INSTRUCTIONS TO FOLLOW:
Below are some records. Copy every line in them that holds "kiểm".

Stored records
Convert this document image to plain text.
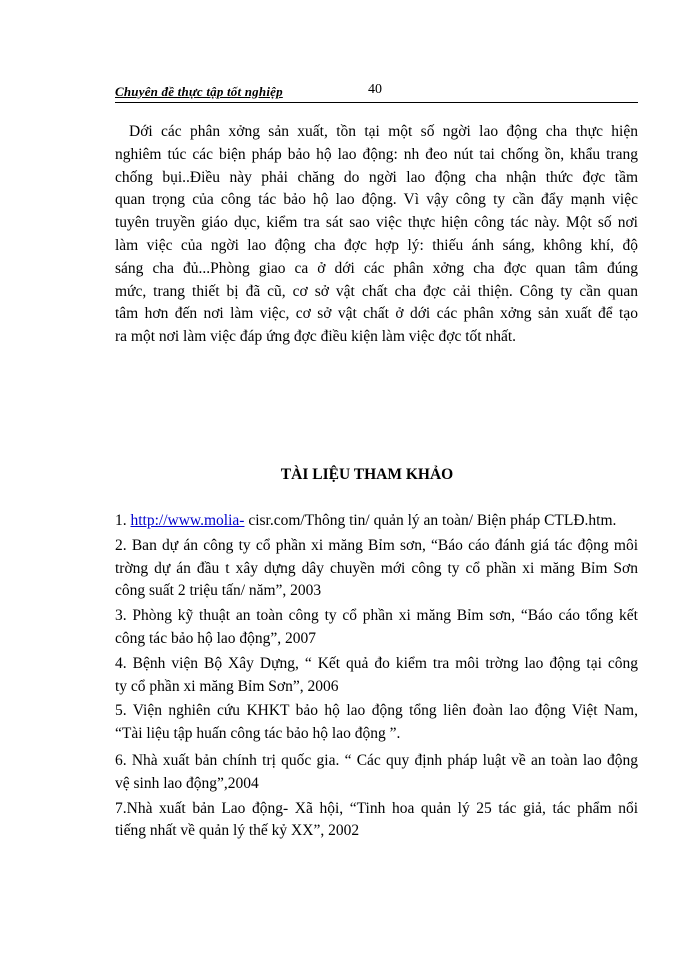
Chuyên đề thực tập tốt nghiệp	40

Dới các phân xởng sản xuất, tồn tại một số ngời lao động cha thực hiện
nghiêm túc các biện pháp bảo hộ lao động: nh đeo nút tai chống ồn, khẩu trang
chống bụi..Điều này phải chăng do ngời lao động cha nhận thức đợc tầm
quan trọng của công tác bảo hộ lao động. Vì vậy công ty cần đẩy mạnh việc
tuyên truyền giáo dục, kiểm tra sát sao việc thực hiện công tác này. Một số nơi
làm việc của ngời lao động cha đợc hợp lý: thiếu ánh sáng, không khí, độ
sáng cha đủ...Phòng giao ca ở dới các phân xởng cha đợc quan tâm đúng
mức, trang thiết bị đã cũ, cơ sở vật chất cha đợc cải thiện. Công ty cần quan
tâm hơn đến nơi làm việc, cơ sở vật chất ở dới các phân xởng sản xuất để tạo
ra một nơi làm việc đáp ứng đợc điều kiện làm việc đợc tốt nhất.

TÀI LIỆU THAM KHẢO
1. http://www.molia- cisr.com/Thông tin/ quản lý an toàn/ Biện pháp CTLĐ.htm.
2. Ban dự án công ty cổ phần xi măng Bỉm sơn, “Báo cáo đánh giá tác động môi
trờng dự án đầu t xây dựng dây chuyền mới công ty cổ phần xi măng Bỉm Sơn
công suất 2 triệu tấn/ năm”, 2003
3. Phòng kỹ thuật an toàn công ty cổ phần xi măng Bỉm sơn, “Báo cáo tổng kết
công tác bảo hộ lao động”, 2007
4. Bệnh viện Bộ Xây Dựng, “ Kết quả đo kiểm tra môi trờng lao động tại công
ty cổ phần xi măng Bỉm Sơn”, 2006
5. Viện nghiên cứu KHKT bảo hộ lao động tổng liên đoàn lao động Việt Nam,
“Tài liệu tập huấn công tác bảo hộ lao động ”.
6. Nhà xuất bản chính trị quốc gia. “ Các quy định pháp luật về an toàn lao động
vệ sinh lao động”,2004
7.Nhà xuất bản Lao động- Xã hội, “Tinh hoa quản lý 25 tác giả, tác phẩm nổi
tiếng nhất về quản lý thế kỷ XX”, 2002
==
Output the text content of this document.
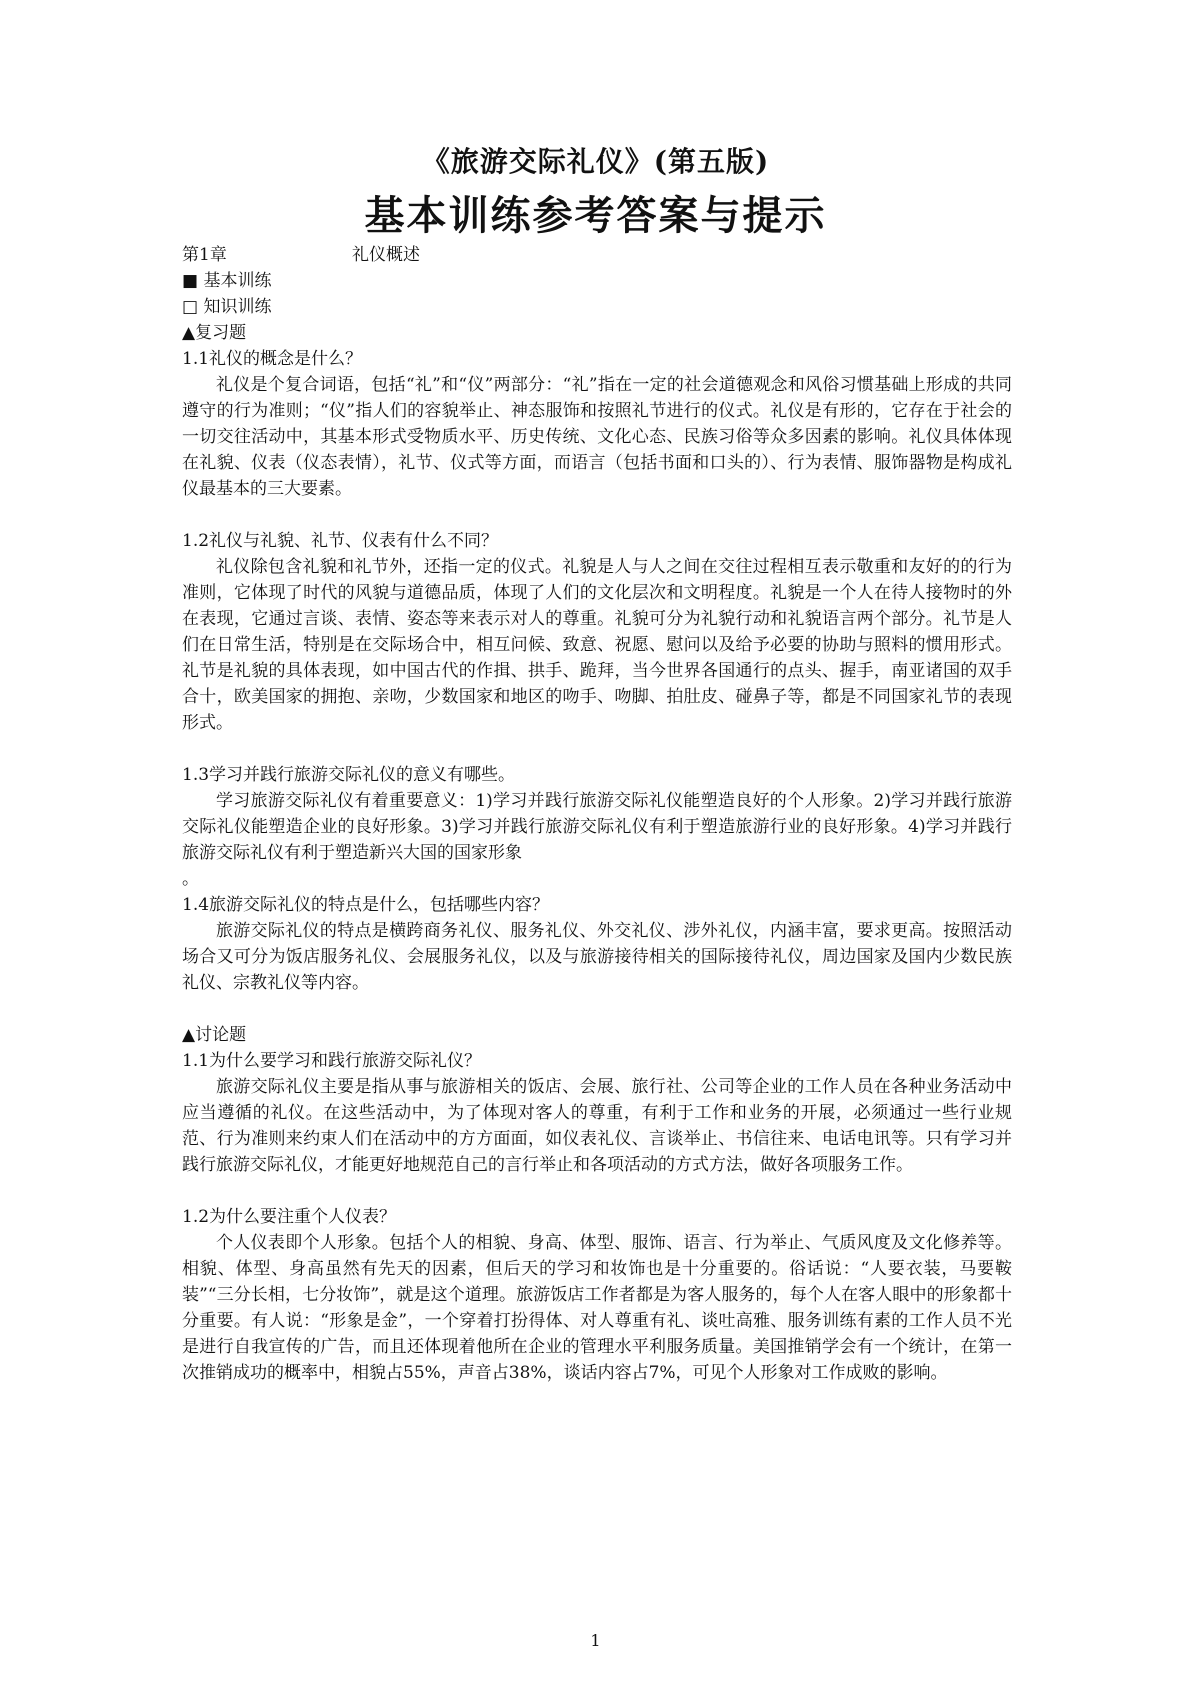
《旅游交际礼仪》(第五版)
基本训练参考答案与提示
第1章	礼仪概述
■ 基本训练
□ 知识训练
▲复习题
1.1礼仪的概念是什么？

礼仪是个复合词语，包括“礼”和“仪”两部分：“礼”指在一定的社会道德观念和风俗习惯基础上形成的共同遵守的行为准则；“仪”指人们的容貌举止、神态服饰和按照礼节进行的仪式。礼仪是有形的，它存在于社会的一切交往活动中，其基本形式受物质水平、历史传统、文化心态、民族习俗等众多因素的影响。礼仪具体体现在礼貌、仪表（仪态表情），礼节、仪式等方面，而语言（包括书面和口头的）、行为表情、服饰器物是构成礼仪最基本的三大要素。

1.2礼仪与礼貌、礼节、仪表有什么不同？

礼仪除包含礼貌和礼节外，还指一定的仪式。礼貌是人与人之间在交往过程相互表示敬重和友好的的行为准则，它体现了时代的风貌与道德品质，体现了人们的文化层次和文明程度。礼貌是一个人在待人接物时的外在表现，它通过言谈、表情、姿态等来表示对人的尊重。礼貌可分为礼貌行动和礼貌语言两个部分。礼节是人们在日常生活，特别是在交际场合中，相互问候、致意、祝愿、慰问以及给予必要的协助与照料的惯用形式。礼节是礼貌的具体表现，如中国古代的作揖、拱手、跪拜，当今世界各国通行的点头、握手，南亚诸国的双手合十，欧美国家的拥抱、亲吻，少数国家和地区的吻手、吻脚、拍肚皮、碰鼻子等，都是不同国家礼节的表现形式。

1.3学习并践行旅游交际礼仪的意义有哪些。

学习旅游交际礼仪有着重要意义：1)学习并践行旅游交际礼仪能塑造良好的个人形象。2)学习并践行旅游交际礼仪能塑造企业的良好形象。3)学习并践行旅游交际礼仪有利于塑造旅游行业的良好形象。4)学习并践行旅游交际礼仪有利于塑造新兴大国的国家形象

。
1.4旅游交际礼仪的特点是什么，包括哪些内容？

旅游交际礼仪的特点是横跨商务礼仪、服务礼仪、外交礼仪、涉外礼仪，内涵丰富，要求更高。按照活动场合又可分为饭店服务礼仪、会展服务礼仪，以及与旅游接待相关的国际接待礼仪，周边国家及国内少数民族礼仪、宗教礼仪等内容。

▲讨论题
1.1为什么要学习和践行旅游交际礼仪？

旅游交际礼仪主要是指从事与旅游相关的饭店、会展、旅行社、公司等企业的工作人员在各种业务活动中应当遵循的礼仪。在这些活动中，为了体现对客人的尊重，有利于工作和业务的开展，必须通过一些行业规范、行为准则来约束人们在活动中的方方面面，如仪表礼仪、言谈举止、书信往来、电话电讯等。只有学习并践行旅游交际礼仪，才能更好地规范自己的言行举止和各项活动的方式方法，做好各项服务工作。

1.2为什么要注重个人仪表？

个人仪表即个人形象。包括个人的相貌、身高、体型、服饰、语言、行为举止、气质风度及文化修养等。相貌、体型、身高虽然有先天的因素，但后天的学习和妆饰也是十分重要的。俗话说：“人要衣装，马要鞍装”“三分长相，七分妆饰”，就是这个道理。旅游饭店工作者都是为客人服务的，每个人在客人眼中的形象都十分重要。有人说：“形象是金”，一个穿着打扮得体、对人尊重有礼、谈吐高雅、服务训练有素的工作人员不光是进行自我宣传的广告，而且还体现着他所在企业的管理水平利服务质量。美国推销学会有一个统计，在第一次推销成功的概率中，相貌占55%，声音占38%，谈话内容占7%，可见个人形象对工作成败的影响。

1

RESULT OF THIS EXERCISE:
tuyên truyền giáo dục, kiểm tra sát sao việc thực hiện công tác này. Một số nơi
4. Bệnh viện Bộ Xây Dựng, “ Kết quả đo kiểm tra môi trờng lao động tại công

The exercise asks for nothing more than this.